== Requirement 1 ==
Translate this sentence from the KVM guest PEBS patch notes into German: "With the basic support, the guest can retrieve the correct PEBS information from its own PEBS records on the Ice Lake servers."
== Requirement 2 ==
Count the lines of the rows that contain the string "Dynamite", matching case exactly, and give only the number.
====== Document section ======
# perf record -e instructions:ppp ./br_instr a
# perf record -c 100000 -e instructions:pp ./br_instr a
To emulate guest PEBS facility for the above perf usages, we need to
implement 2 code paths:
1) Fast path
This is when the host assigned physical PMC has an identical index as
the virtual PMC (e.g. using physical PMC0 to emulate virtual PMC0).
This path is used in most common use cases.
2) Slow path
This is when the host assigned physical PMC has a different index
from the virtual PMC (e.g. using physical PMC1 to emulate virtual
PMC0) In this case, KVM needs to rewrite the PEBS records to change
the applicable counter indexes to the virtual PMC indexes, which
would otherwise contain the physical counter index written by PEBS
facility, and switch the counter reset values to the offset
corresponding to the physical counter indexes in the DS data structure.
The previous version [0] enables both fast path and slow path, which
seems a bit more complex as the first step. In this patchset, we want
to start with the fast path to get the basic guest PEBS enabled while
keeping the slow path disabled. More focused discussion on the slow
path [1] is planned to be put to another patchset in the next step.
Compared to later versions in subsequent steps, the functionality to
support host-guest PEBS both enabled and the functionality to emulate
guest PEBS when the counter is cross-mapped are missing in this patch
set (neither of these are typical scenarios).
With the basic support, the guest can retrieve the correct PEBS
information from its own PEBS records on the Ice Lake servers.
====== Exercise inputs ======
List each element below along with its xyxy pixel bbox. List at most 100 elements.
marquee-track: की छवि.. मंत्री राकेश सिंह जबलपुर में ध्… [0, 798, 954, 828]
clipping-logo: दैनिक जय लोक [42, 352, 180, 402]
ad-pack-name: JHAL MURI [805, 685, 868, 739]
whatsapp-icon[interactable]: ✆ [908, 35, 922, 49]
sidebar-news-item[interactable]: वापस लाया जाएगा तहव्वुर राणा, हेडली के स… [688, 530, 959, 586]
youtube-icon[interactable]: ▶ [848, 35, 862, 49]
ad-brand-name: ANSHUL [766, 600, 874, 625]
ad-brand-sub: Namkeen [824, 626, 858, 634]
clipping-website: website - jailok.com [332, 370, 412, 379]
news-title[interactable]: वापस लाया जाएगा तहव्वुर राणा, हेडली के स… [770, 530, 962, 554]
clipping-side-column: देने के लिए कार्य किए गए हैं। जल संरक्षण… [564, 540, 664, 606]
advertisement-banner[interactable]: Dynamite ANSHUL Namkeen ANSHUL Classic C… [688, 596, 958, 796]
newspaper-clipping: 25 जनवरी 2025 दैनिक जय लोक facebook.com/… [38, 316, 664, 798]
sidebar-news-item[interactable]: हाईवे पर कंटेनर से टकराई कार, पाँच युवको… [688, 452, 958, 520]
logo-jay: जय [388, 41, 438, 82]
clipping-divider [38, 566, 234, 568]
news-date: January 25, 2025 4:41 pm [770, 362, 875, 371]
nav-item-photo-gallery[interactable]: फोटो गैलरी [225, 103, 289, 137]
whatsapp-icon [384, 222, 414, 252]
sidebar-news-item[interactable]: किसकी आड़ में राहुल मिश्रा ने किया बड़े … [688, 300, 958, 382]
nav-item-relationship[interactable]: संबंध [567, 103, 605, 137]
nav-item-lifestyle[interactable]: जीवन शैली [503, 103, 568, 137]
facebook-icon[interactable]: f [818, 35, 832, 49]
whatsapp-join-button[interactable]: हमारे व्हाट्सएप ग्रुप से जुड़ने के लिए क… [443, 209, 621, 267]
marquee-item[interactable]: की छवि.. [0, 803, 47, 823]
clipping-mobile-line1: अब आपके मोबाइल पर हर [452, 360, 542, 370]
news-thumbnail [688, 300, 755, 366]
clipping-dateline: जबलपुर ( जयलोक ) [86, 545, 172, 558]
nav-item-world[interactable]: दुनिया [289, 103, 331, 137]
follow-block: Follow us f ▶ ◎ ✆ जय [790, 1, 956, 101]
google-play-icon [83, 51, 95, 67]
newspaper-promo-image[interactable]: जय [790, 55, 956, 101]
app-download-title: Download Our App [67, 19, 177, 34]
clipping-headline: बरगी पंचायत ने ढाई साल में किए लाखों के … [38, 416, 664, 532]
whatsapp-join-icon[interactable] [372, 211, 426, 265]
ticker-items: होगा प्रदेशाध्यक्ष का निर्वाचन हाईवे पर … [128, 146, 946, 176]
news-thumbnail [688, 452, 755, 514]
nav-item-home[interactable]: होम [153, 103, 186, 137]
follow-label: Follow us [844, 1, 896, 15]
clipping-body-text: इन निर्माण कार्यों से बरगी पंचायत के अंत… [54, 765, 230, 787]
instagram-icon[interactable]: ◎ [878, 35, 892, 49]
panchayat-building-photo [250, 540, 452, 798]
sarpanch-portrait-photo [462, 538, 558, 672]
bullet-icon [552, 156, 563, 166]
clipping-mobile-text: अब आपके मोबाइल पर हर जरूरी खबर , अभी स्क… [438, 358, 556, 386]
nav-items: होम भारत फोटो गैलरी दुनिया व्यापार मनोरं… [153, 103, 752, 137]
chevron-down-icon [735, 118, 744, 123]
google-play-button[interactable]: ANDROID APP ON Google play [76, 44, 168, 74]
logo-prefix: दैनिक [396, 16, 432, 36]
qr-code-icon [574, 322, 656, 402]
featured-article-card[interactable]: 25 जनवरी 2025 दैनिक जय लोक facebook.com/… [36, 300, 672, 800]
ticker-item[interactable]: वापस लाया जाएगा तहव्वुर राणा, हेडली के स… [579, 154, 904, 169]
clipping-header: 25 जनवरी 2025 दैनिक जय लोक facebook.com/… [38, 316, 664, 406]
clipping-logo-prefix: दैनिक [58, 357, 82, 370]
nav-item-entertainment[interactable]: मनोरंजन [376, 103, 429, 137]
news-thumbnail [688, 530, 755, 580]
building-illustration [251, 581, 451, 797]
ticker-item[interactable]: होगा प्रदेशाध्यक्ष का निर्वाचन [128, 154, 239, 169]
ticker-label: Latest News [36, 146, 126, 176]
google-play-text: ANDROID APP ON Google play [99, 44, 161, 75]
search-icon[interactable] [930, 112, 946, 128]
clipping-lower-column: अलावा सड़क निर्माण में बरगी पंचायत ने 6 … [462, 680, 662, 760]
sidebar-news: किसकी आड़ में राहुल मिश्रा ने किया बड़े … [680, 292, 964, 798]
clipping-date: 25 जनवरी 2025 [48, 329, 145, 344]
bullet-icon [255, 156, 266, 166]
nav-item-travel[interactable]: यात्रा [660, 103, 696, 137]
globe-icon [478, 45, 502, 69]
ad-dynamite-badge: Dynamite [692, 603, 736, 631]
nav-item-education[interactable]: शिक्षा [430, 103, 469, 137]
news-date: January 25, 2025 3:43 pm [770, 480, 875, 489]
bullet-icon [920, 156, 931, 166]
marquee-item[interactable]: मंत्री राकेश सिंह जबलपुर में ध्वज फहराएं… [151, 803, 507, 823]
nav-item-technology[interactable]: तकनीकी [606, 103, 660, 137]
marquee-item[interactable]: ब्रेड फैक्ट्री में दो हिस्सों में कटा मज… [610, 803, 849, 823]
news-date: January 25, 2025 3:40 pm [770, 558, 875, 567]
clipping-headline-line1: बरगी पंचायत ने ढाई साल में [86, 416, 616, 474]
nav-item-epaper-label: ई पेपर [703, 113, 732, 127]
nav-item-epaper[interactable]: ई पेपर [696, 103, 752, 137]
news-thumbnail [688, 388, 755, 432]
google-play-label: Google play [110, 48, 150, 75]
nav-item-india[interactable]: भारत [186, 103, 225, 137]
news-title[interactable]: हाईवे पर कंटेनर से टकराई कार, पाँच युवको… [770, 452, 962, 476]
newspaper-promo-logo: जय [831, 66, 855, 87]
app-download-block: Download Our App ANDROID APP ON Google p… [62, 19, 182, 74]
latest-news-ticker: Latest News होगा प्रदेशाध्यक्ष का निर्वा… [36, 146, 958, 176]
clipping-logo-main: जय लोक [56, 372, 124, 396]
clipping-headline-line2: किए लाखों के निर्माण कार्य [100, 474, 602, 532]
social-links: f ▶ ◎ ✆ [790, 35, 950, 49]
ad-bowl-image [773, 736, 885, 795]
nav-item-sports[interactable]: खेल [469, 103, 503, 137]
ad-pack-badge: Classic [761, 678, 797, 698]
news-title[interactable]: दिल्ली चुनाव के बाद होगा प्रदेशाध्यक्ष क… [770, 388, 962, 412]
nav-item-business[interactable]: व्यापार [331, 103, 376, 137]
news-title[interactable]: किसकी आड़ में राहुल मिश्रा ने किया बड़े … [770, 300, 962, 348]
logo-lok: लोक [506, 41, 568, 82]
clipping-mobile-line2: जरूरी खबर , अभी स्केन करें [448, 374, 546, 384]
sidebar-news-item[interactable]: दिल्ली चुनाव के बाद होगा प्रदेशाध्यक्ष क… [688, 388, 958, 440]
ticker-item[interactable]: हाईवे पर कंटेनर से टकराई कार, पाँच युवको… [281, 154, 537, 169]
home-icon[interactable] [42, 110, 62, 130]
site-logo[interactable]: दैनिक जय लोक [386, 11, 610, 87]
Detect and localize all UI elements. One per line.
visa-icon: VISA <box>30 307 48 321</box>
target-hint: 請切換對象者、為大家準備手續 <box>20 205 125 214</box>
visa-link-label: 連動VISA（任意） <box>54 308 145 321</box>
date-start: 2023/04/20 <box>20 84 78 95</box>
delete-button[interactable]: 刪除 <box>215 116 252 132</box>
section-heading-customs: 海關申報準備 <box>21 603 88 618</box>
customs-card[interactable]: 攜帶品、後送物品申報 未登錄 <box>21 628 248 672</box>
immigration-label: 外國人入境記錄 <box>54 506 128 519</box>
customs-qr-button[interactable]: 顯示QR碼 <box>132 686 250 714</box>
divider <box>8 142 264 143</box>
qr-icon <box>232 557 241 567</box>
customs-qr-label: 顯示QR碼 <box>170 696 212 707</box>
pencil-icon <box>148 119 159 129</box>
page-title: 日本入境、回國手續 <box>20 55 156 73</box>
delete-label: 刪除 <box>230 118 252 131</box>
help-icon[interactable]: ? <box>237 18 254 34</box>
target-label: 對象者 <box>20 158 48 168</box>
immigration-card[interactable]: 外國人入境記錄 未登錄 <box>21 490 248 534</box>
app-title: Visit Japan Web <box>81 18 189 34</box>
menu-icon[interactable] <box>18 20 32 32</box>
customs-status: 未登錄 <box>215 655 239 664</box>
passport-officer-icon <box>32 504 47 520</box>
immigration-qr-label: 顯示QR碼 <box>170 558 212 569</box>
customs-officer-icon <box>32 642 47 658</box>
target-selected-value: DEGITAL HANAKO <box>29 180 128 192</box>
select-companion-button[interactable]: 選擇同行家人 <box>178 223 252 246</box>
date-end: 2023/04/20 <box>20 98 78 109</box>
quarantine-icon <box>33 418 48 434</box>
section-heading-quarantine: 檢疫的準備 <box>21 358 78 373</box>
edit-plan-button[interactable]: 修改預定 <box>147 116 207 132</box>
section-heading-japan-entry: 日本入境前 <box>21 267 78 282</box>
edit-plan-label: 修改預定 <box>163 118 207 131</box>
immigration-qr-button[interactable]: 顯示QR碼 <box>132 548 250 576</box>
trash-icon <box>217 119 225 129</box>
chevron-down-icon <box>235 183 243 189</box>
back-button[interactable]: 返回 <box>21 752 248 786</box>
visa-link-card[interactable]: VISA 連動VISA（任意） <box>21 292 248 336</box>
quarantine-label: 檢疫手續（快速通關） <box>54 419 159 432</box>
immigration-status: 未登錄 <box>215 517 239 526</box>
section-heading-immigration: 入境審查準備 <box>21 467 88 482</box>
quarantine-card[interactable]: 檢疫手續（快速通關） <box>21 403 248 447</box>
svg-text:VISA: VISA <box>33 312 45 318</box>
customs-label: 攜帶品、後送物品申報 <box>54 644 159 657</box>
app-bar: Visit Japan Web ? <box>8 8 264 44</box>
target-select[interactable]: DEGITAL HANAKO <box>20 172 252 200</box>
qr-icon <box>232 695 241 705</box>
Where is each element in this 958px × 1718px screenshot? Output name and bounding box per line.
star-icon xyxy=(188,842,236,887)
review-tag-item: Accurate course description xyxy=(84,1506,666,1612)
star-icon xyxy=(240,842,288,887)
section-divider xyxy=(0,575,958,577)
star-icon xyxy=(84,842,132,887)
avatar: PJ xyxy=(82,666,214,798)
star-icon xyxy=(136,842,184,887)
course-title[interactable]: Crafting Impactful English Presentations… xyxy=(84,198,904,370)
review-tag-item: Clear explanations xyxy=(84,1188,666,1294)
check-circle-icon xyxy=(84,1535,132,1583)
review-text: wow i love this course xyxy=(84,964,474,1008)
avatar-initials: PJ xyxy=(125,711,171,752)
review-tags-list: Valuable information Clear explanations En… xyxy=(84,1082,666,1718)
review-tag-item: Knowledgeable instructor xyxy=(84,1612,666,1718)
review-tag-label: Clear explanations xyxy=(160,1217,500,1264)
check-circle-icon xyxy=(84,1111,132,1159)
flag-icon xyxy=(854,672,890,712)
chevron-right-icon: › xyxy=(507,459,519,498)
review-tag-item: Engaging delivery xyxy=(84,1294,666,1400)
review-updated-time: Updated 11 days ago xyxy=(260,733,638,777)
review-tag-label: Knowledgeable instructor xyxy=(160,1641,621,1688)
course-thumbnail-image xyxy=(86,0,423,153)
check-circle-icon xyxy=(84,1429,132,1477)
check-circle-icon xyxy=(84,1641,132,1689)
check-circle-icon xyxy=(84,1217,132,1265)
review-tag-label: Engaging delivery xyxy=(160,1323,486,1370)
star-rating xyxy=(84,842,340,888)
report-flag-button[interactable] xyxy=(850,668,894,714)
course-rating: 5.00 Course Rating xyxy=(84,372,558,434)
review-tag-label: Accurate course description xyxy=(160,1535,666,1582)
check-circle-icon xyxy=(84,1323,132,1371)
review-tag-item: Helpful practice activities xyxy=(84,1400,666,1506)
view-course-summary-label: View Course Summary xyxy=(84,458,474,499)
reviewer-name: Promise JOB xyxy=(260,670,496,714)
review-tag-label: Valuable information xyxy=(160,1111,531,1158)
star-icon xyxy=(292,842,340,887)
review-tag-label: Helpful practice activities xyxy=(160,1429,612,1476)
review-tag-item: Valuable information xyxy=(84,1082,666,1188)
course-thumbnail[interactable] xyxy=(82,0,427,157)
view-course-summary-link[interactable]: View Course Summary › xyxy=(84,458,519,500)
======
== Final result 1 ==
Mit der grundlegenden Unterstützung kann der Gast die korrekten PEBS-Informationen aus seinen eigenen PEBS-Datensätzen auf den Ice-Lake-Servern abrufen.

== Final result 2 ==
2